## START
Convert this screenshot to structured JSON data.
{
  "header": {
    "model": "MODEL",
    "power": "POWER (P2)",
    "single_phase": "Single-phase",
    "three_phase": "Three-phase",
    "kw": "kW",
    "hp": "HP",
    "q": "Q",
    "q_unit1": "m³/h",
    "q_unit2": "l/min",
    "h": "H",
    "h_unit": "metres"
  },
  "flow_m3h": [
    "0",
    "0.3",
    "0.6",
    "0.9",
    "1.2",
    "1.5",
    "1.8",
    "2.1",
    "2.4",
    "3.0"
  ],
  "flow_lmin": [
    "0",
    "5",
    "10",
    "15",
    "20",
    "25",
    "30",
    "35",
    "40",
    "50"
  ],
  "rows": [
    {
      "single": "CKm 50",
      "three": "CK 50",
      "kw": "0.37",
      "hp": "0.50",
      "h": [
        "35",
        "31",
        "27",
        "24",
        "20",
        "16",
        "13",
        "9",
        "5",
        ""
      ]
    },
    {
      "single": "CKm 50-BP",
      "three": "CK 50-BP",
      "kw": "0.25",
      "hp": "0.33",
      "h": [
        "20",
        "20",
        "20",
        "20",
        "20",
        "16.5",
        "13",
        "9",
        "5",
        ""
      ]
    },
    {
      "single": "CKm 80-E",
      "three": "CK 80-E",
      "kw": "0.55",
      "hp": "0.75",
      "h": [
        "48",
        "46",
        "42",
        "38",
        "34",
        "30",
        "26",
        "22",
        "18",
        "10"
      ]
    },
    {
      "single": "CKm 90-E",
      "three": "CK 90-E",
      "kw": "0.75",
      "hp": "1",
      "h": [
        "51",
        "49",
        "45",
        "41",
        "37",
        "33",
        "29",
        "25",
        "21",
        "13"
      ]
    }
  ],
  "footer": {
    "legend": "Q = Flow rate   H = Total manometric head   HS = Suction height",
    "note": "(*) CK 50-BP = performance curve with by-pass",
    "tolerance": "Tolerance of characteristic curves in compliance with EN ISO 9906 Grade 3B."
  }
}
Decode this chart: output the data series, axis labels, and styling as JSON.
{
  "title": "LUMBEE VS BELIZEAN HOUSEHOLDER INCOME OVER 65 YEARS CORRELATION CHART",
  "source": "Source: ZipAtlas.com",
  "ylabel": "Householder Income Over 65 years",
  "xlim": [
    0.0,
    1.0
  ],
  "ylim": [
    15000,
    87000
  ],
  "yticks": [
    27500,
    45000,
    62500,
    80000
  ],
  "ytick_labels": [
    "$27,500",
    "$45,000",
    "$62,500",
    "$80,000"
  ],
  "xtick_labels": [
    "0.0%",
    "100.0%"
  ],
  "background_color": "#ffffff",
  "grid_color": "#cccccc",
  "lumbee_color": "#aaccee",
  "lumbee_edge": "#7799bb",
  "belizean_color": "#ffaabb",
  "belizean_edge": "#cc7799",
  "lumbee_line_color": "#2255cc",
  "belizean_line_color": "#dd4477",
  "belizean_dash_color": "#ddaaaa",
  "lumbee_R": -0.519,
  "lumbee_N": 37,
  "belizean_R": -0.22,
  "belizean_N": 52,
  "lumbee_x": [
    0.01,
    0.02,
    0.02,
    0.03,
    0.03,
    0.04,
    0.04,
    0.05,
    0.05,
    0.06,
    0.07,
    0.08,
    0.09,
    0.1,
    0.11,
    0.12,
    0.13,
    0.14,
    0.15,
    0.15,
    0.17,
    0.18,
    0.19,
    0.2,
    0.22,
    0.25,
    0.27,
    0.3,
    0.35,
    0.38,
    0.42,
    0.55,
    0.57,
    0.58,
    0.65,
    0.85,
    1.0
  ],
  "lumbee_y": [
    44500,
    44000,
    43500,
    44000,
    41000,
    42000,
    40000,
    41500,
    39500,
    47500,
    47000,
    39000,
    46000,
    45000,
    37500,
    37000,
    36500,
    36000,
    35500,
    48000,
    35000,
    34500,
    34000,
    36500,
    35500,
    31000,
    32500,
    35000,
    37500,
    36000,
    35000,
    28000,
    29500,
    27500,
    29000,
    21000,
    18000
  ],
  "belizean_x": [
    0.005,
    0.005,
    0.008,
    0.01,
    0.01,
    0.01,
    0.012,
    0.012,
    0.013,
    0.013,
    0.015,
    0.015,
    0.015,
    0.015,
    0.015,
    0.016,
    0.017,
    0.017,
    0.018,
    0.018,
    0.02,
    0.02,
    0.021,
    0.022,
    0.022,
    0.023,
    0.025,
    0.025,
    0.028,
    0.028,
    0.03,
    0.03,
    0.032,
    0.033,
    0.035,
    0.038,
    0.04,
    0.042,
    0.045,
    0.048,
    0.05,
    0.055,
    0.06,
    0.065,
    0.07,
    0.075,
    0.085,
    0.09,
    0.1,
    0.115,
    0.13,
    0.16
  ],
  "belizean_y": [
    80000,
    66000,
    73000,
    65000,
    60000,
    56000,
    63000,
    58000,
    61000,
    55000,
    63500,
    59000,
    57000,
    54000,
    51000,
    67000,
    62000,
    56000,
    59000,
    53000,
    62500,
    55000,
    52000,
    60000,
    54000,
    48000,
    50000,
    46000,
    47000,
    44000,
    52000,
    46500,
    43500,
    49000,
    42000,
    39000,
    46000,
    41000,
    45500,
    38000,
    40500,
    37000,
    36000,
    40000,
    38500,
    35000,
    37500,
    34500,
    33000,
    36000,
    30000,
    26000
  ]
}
## END
| WHAT YOU ARE ASKED TO DO |
Copy out each line in the preceding records that contains "this".

| ANSWER TO THE EXERCISE |
Convert this screenshot to structured JSON data.
Decode this chart: output the data series, axis labels, and styling as JSON.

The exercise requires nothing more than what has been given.